DATASET ENTRIES:
* BEGIN *

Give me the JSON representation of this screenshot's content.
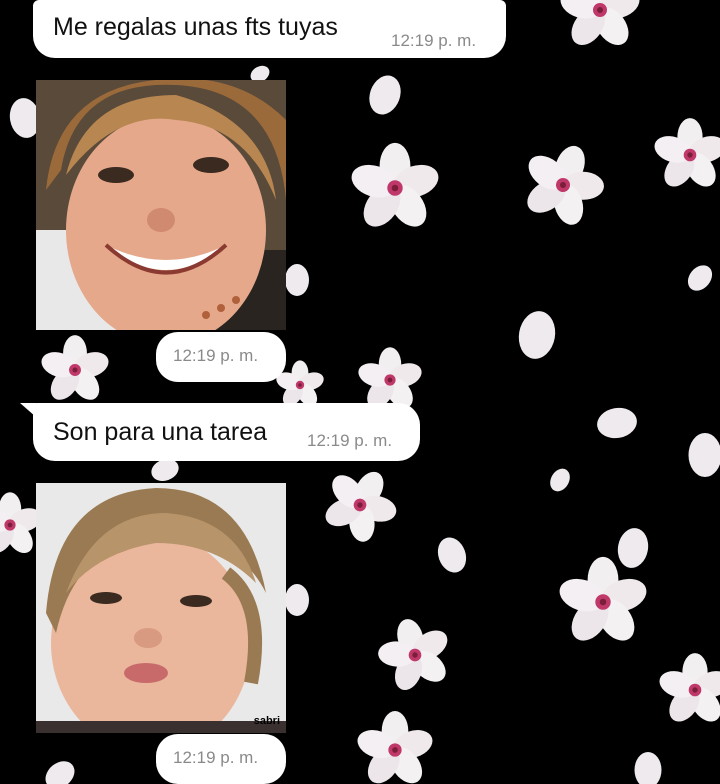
{
  "messages": [
    {
      "type": "text",
      "text": "Me regalas unas fts tuyas",
      "time": "12:19 p. m."
    },
    {
      "type": "image",
      "image": "child-photo-smiling",
      "time": "12:19 p. m."
    },
    {
      "type": "text",
      "text": "Son para una tarea",
      "time": "12:19 p. m."
    },
    {
      "type": "image",
      "image": "child-photo-closeup",
      "caption": "sabri",
      "time": "12:19 p. m."
    }
  ],
  "wallpaper": {
    "theme": "white-cherry-blossoms-on-black",
    "petal_color": "#f1eef0",
    "center_color": "#c0386a"
  }
}
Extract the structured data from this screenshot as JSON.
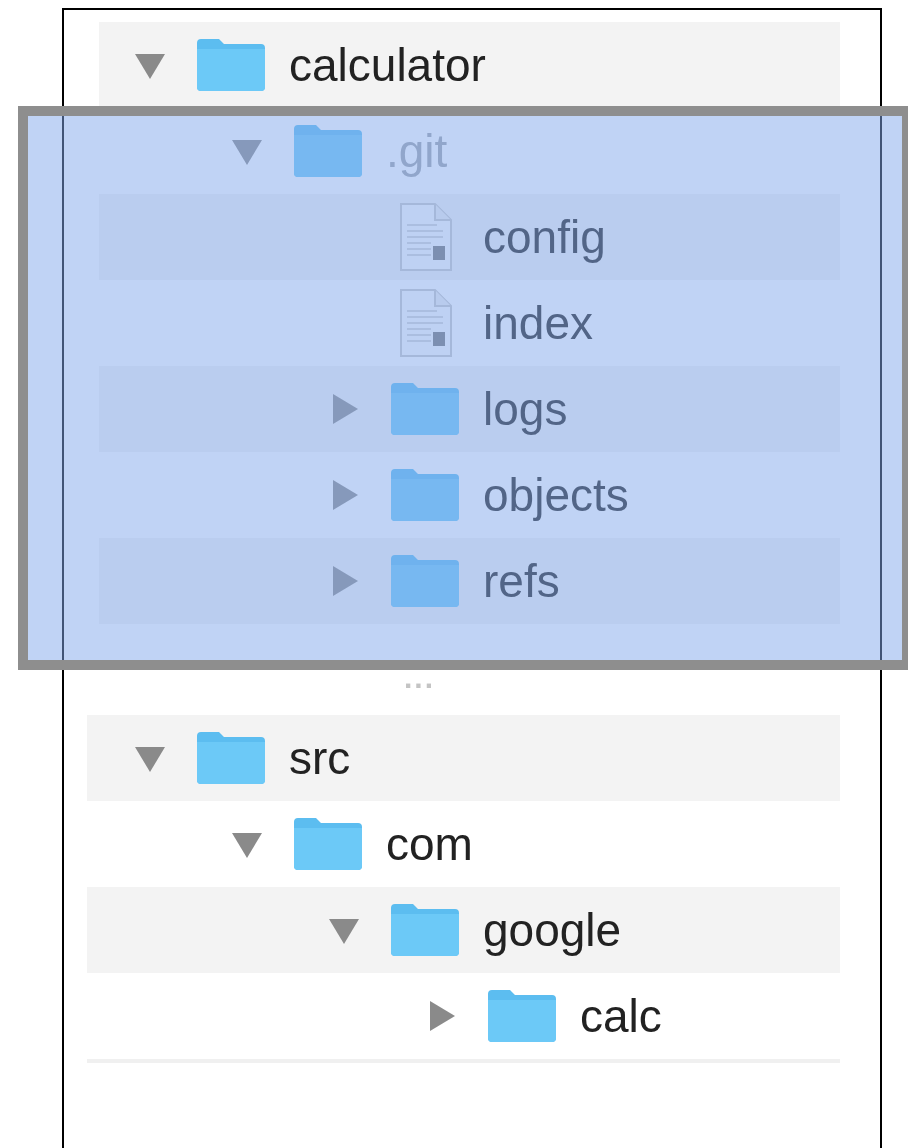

* END *

Pictures are excluded; copy every other part of the records exactly.

CORRECT RESULT:
Give me the JSON representation of this screenshot's content.
{
  "messages": [
    {
      "type": "text",
      "text": "Me regalas unas fts tuyas",
      "time": "12:19 p. m."
    },
    {
      "type": "image",
      "image": "child-photo-smiling",
      "time": "12:19 p. m."
    },
    {
      "type": "text",
      "text": "Son para una tarea",
      "time": "12:19 p. m."
    },
    {
      "type": "image",
      "image": "child-photo-closeup",
      "caption": "sabri",
      "time": "12:19 p. m."
    }
  ],
  "wallpaper": {
    "theme": "white-cherry-blossoms-on-black",
    "petal_color": "#f1eef0",
    "center_color": "#c0386a"
  }
}
Extract the structured data from this screenshot as JSON.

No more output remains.